--- start INPUT ROWS ---

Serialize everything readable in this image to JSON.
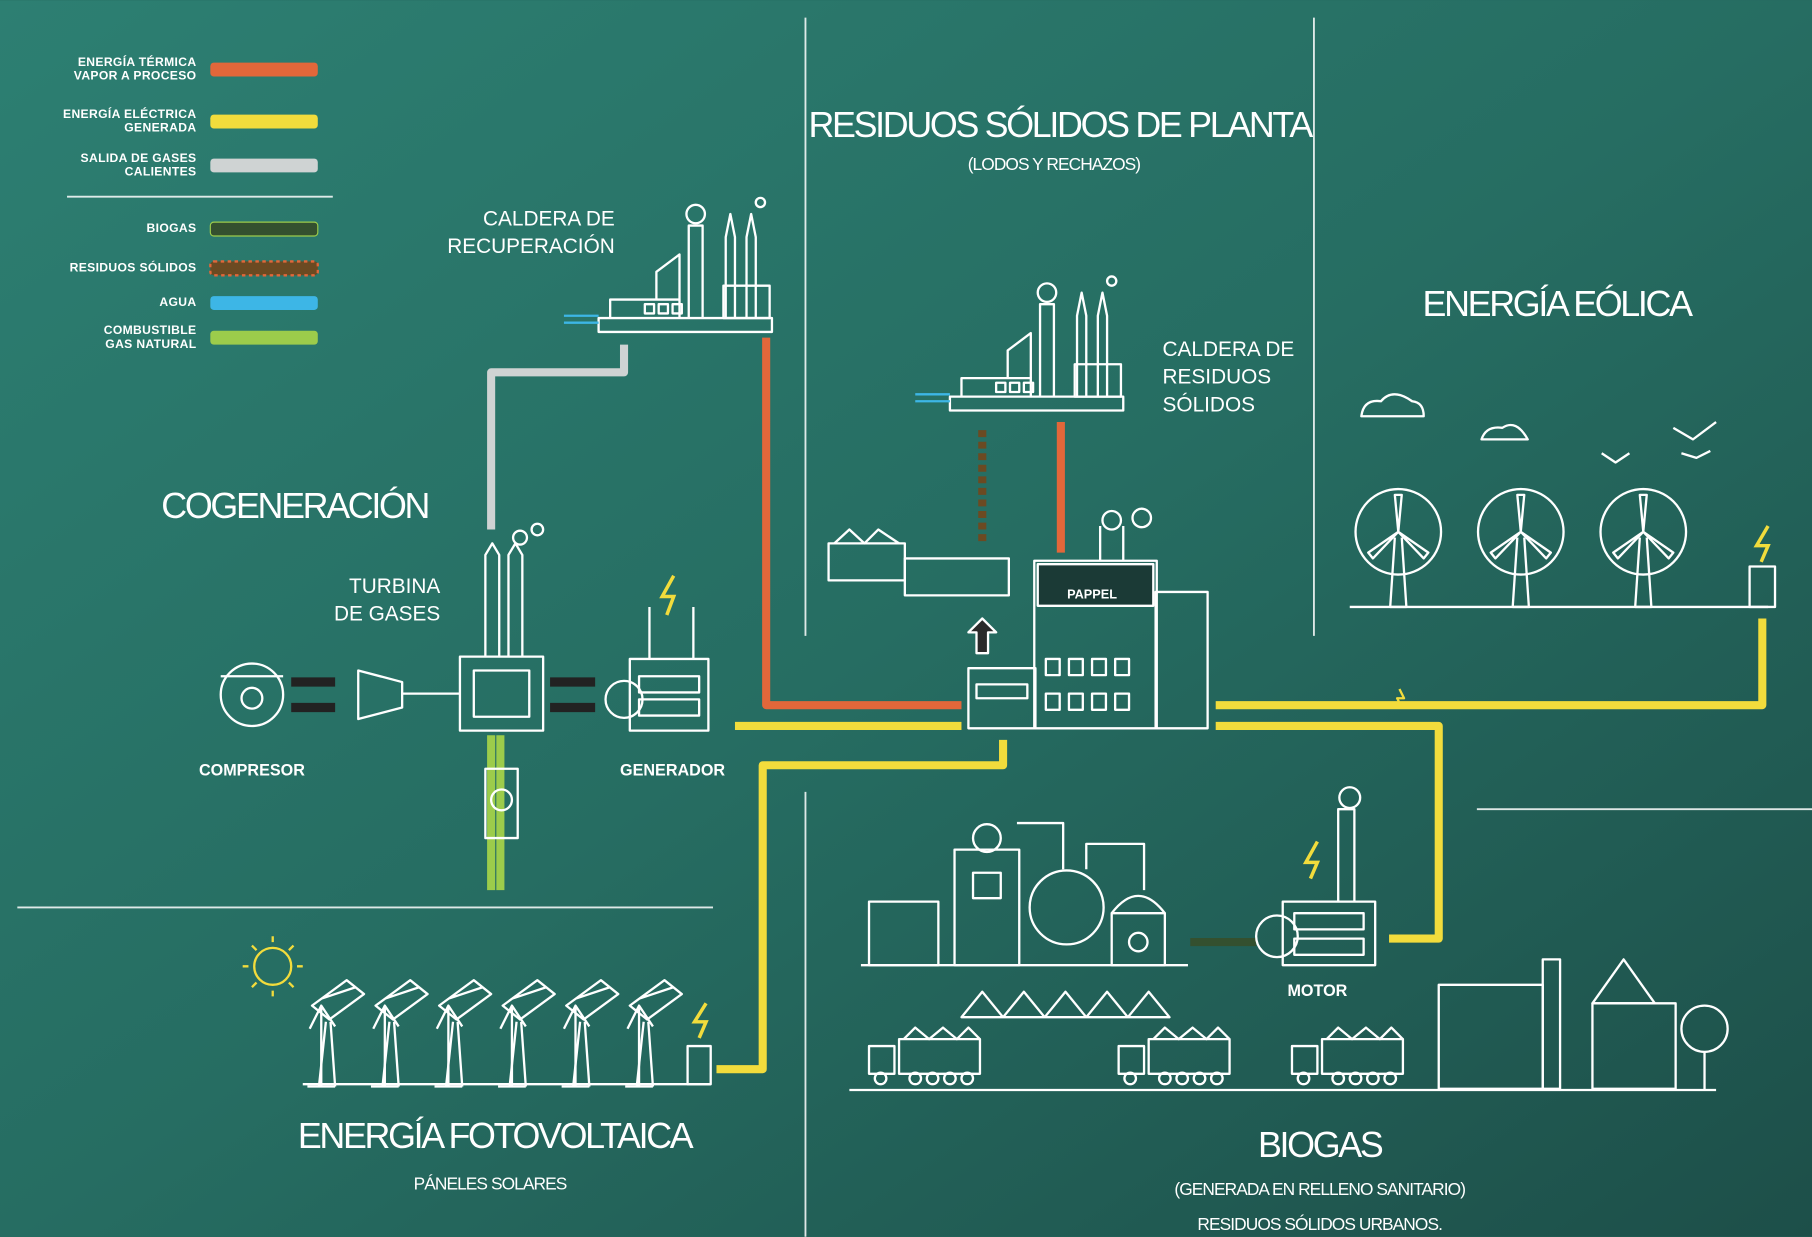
{
  "legend": [
    {
      "lines": [
        "ENERGÍA TÉRMICA",
        "VAPOR A PROCESO"
      ],
      "color": "#e2673a"
    },
    {
      "lines": [
        "ENERGÍA ELÉCTRICA",
        "GENERADA"
      ],
      "color": "#f2dc3c"
    },
    {
      "lines": [
        "SALIDA DE GASES",
        "CALIENTES"
      ],
      "color": "#cfd3d3"
    },
    {
      "lines": [
        "BIOGAS"
      ],
      "color": "#34502f"
    },
    {
      "lines": [
        "RESIDUOS SÓLIDOS"
      ],
      "color": "#6b4a22"
    },
    {
      "lines": [
        "AGUA"
      ],
      "color": "#3db6e6"
    },
    {
      "lines": [
        "COMBUSTIBLE",
        "GAS NATURAL"
      ],
      "color": "#9ccc4b"
    }
  ],
  "sections": {
    "residuos": {
      "title": "RESIDUOS SÓLIDOS DE PLANTA",
      "subtitle": "(LODOS Y RECHAZOS)"
    },
    "eolica": {
      "title": "ENERGÍA EÓLICA"
    },
    "cogeneracion": {
      "title": "COGENERACIÓN"
    },
    "fotovoltaica": {
      "title": "ENERGÍA FOTOVOLTAICA",
      "subtitle": "PÁNELES SOLARES"
    },
    "biogas": {
      "title": "BIOGAS",
      "subtitle": "(GENERADA EN RELLENO SANITARIO)",
      "note": "RESIDUOS SÓLIDOS URBANOS."
    }
  },
  "labels": {
    "caldera_recuperacion": [
      "CALDERA DE",
      "RECUPERACIÓN"
    ],
    "caldera_residuos": [
      "CALDERA DE",
      "RESIDUOS",
      "SÓLIDOS"
    ],
    "turbina": [
      "TURBINA",
      "DE GASES"
    ],
    "compresor": "COMPRESOR",
    "generador": "GENERADOR",
    "motor": "MOTOR",
    "logo": "PAPPEL"
  }
}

--- end INPUT ROWS ---

§ **WORK TO BE COMPLETED**: Check every line of the records above for the string "GENERADA" and say how many contain it, giving the number alone.

§ **SOLUTION FOR THIS EXERCISE**: 2